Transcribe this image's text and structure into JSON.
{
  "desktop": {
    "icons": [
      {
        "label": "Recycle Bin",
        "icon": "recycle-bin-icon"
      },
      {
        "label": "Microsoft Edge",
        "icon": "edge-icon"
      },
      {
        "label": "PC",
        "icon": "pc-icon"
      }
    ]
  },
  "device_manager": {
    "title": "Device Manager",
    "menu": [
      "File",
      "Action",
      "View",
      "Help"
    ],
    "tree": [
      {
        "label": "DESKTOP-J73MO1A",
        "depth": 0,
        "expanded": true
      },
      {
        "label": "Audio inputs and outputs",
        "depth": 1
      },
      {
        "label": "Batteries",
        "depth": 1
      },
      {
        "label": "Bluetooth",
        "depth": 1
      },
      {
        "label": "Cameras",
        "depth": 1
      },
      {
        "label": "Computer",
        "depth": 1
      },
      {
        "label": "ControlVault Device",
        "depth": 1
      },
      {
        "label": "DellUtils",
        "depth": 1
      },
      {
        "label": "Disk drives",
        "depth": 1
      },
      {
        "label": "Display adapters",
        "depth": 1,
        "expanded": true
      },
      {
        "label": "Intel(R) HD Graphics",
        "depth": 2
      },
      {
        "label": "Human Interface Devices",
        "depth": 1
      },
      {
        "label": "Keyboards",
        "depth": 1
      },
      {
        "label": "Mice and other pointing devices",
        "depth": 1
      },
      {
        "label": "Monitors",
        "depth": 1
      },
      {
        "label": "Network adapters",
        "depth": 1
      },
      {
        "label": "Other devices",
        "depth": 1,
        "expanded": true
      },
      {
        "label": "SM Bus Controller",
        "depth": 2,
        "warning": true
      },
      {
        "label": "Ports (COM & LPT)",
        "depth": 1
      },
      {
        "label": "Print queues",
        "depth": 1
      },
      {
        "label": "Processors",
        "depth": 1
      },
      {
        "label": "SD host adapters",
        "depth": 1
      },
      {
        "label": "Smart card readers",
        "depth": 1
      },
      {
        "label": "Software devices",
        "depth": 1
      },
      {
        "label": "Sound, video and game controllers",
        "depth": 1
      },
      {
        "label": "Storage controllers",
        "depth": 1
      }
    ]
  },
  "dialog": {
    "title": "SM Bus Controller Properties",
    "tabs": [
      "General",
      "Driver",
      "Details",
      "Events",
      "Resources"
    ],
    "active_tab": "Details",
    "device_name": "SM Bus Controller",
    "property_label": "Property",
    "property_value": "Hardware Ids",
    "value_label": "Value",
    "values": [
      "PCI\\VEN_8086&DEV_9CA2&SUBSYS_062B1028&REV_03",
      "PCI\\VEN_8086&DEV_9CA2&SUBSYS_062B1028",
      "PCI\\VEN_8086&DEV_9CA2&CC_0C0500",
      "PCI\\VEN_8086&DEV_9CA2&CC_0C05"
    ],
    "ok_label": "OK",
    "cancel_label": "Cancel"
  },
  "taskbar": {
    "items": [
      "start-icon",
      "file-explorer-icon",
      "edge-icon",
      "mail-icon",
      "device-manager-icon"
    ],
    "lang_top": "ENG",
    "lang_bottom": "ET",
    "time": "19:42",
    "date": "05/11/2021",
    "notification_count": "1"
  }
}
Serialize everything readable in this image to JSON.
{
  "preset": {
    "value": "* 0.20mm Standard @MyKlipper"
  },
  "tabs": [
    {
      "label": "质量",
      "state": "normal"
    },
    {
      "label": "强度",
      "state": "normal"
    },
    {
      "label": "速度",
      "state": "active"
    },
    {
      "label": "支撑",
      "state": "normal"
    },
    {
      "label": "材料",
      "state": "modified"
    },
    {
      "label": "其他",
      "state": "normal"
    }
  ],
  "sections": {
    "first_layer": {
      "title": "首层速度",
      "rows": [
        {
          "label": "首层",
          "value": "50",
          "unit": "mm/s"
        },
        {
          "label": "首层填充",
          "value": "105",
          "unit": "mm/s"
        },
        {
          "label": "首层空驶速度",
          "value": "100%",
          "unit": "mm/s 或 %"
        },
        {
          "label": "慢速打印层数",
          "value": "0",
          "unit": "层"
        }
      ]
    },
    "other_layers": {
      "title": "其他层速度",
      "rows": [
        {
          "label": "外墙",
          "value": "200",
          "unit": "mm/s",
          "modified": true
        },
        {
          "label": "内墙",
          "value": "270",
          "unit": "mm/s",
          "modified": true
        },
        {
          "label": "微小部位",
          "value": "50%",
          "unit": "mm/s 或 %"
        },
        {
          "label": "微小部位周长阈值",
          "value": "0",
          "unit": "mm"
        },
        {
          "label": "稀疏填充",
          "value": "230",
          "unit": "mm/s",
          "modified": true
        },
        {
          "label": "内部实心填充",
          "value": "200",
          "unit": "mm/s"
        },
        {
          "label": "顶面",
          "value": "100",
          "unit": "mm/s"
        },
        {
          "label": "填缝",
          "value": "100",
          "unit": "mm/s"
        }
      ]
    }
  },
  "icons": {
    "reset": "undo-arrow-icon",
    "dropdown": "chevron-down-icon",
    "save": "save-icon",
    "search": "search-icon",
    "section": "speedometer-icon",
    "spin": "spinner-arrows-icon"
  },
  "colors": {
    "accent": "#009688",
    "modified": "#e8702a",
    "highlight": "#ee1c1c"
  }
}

- _Given instruction_
Your task is to repeat the data exactly; please include every line.

- _Answer_
Transcribe this image's text and structure into JSON.
{
  "desktop": {
    "icons": [
      {
        "label": "Recycle Bin",
        "icon": "recycle-bin-icon"
      },
      {
        "label": "Microsoft Edge",
        "icon": "edge-icon"
      },
      {
        "label": "PC",
        "icon": "pc-icon"
      }
    ]
  },
  "device_manager": {
    "title": "Device Manager",
    "menu": [
      "File",
      "Action",
      "View",
      "Help"
    ],
    "tree": [
      {
        "label": "DESKTOP-J73MO1A",
        "depth": 0,
        "expanded": true
      },
      {
        "label": "Audio inputs and outputs",
        "depth": 1
      },
      {
        "label": "Batteries",
        "depth": 1
      },
      {
        "label": "Bluetooth",
        "depth": 1
      },
      {
        "label": "Cameras",
        "depth": 1
      },
      {
        "label": "Computer",
        "depth": 1
      },
      {
        "label": "ControlVault Device",
        "depth": 1
      },
      {
        "label": "DellUtils",
        "depth": 1
      },
      {
        "label": "Disk drives",
        "depth": 1
      },
      {
        "label": "Display adapters",
        "depth": 1,
        "expanded": true
      },
      {
        "label": "Intel(R) HD Graphics",
        "depth": 2
      },
      {
        "label": "Human Interface Devices",
        "depth": 1
      },
      {
        "label": "Keyboards",
        "depth": 1
      },
      {
        "label": "Mice and other pointing devices",
        "depth": 1
      },
      {
        "label": "Monitors",
        "depth": 1
      },
      {
        "label": "Network adapters",
        "depth": 1
      },
      {
        "label": "Other devices",
        "depth": 1,
        "expanded": true
      },
      {
        "label": "SM Bus Controller",
        "depth": 2,
        "warning": true
      },
      {
        "label": "Ports (COM & LPT)",
        "depth": 1
      },
      {
        "label": "Print queues",
        "depth": 1
      },
      {
        "label": "Processors",
        "depth": 1
      },
      {
        "label": "SD host adapters",
        "depth": 1
      },
      {
        "label": "Smart card readers",
        "depth": 1
      },
      {
        "label": "Software devices",
        "depth": 1
      },
      {
        "label": "Sound, video and game controllers",
        "depth": 1
      },
      {
        "label": "Storage controllers",
        "depth": 1
      }
    ]
  },
  "dialog": {
    "title": "SM Bus Controller Properties",
    "tabs": [
      "General",
      "Driver",
      "Details",
      "Events",
      "Resources"
    ],
    "active_tab": "Details",
    "device_name": "SM Bus Controller",
    "property_label": "Property",
    "property_value": "Hardware Ids",
    "value_label": "Value",
    "values": [
      "PCI\\VEN_8086&DEV_9CA2&SUBSYS_062B1028&REV_03",
      "PCI\\VEN_8086&DEV_9CA2&SUBSYS_062B1028",
      "PCI\\VEN_8086&DEV_9CA2&CC_0C0500",
      "PCI\\VEN_8086&DEV_9CA2&CC_0C05"
    ],
    "ok_label": "OK",
    "cancel_label": "Cancel"
  },
  "taskbar": {
    "items": [
      "start-icon",
      "file-explorer-icon",
      "edge-icon",
      "mail-icon",
      "device-manager-icon"
    ],
    "lang_top": "ENG",
    "lang_bottom": "ET",
    "time": "19:42",
    "date": "05/11/2021",
    "notification_count": "1"
  }
}
Serialize everything readable in this image to JSON.
{
  "preset": {
    "value": "* 0.20mm Standard @MyKlipper"
  },
  "tabs": [
    {
      "label": "质量",
      "state": "normal"
    },
    {
      "label": "强度",
      "state": "normal"
    },
    {
      "label": "速度",
      "state": "active"
    },
    {
      "label": "支撑",
      "state": "normal"
    },
    {
      "label": "材料",
      "state": "modified"
    },
    {
      "label": "其他",
      "state": "normal"
    }
  ],
  "sections": {
    "first_layer": {
      "title": "首层速度",
      "rows": [
        {
          "label": "首层",
          "value": "50",
          "unit": "mm/s"
        },
        {
          "label": "首层填充",
          "value": "105",
          "unit": "mm/s"
        },
        {
          "label": "首层空驶速度",
          "value": "100%",
          "unit": "mm/s 或 %"
        },
        {
          "label": "慢速打印层数",
          "value": "0",
          "unit": "层"
        }
      ]
    },
    "other_layers": {
      "title": "其他层速度",
      "rows": [
        {
          "label": "外墙",
          "value": "200",
          "unit": "mm/s",
          "modified": true
        },
        {
          "label": "内墙",
          "value": "270",
          "unit": "mm/s",
          "modified": true
        },
        {
          "label": "微小部位",
          "value": "50%",
          "unit": "mm/s 或 %"
        },
        {
          "label": "微小部位周长阈值",
          "value": "0",
          "unit": "mm"
        },
        {
          "label": "稀疏填充",
          "value": "230",
          "unit": "mm/s",
          "modified": true
        },
        {
          "label": "内部实心填充",
          "value": "200",
          "unit": "mm/s"
        },
        {
          "label": "顶面",
          "value": "100",
          "unit": "mm/s"
        },
        {
          "label": "填缝",
          "value": "100",
          "unit": "mm/s"
        }
      ]
    }
  },
  "icons": {
    "reset": "undo-arrow-icon",
    "dropdown": "chevron-down-icon",
    "save": "save-icon",
    "search": "search-icon",
    "section": "speedometer-icon",
    "spin": "spinner-arrows-icon"
  },
  "colors": {
    "accent": "#009688",
    "modified": "#e8702a",
    "highlight": "#ee1c1c"
  }
}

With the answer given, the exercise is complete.